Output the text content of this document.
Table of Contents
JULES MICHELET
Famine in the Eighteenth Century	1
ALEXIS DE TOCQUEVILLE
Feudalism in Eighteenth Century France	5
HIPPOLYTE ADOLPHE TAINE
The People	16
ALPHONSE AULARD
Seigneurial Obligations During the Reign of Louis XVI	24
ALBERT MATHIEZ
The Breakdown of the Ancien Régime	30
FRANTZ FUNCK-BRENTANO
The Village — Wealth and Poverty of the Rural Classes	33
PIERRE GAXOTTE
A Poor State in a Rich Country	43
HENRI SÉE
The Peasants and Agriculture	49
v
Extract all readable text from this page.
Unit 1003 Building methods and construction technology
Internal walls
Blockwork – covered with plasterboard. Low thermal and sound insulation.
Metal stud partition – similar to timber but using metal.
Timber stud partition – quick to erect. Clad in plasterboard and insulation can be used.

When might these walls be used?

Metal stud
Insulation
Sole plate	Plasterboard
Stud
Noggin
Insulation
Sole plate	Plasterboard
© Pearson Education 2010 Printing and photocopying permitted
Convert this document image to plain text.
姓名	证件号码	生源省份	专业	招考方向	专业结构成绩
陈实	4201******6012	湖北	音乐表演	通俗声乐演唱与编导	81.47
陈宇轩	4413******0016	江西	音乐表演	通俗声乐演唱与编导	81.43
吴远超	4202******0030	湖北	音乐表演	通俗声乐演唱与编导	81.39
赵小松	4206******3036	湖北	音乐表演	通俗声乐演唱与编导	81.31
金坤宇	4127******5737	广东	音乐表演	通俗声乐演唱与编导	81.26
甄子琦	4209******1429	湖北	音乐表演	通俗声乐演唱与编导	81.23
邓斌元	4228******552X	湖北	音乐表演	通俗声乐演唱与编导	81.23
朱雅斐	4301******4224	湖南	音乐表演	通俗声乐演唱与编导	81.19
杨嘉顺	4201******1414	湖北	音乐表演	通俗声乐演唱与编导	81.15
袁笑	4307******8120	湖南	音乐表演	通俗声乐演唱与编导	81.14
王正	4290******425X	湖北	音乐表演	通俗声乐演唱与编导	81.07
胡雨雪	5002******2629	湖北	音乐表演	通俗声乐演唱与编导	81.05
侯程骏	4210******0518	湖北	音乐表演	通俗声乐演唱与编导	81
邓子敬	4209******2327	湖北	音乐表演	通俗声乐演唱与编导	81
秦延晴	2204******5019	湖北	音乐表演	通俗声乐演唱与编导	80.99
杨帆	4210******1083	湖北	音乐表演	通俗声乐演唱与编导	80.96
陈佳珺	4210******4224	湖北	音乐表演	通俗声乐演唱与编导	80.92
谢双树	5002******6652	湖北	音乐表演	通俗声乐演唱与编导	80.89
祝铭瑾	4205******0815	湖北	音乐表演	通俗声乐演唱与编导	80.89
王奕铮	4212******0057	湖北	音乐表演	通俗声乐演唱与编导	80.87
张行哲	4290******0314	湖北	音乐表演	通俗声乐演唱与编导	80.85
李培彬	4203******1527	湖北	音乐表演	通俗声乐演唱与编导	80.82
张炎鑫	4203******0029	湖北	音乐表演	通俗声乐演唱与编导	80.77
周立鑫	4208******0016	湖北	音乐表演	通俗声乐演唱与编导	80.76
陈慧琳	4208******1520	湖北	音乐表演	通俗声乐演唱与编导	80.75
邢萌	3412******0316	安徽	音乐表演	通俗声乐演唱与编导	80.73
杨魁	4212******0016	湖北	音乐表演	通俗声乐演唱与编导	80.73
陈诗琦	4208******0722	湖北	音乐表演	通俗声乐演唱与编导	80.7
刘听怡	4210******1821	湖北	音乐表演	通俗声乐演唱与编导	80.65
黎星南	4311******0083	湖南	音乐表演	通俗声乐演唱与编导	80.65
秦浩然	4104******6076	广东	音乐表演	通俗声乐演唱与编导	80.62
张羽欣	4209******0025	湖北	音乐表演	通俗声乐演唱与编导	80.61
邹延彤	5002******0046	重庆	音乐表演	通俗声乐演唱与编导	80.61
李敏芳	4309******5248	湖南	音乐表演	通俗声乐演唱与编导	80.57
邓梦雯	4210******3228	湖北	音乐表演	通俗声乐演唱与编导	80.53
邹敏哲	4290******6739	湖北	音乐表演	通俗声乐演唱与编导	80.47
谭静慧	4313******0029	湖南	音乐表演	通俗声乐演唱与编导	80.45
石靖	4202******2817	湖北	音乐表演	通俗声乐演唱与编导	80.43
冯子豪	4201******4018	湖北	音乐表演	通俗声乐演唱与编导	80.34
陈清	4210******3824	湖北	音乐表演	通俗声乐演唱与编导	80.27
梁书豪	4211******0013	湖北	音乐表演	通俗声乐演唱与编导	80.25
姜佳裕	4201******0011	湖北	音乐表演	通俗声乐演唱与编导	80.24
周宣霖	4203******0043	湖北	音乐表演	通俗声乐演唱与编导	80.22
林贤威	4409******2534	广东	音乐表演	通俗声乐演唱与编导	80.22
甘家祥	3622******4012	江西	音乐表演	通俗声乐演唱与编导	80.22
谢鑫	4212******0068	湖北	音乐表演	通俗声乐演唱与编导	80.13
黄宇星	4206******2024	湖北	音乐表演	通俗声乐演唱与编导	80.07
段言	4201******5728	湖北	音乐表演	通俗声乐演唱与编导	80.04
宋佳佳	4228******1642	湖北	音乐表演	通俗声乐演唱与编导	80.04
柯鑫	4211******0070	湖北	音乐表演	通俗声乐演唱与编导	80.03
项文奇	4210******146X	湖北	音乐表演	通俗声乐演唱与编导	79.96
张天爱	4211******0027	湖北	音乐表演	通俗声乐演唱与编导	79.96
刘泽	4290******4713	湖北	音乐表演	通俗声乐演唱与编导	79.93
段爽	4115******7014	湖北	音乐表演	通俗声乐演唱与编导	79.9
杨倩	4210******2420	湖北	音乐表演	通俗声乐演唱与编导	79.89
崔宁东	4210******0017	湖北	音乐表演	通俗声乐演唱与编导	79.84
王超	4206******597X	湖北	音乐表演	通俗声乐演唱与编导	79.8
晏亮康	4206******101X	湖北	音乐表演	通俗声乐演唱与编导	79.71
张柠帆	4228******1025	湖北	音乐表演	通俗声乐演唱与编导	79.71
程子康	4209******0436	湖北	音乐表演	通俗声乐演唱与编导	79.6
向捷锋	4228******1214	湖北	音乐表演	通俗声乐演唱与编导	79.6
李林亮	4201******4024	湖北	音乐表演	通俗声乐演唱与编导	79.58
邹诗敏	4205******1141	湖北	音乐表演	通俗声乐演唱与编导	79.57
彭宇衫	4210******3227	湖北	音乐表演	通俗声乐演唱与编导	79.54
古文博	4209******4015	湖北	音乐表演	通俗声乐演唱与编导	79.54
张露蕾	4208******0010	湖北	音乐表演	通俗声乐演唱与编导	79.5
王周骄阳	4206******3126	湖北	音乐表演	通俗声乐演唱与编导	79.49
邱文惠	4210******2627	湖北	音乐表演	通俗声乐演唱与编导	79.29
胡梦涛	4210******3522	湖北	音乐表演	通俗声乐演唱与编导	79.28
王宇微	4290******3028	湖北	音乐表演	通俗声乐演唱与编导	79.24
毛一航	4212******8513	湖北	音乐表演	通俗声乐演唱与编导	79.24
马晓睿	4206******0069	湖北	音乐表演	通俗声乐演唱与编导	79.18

..............................

Pick out lines containing the word "Eighteenth", each one as written.

Famine in the Eighteenth Century	1
Feudalism in Eighteenth Century France	5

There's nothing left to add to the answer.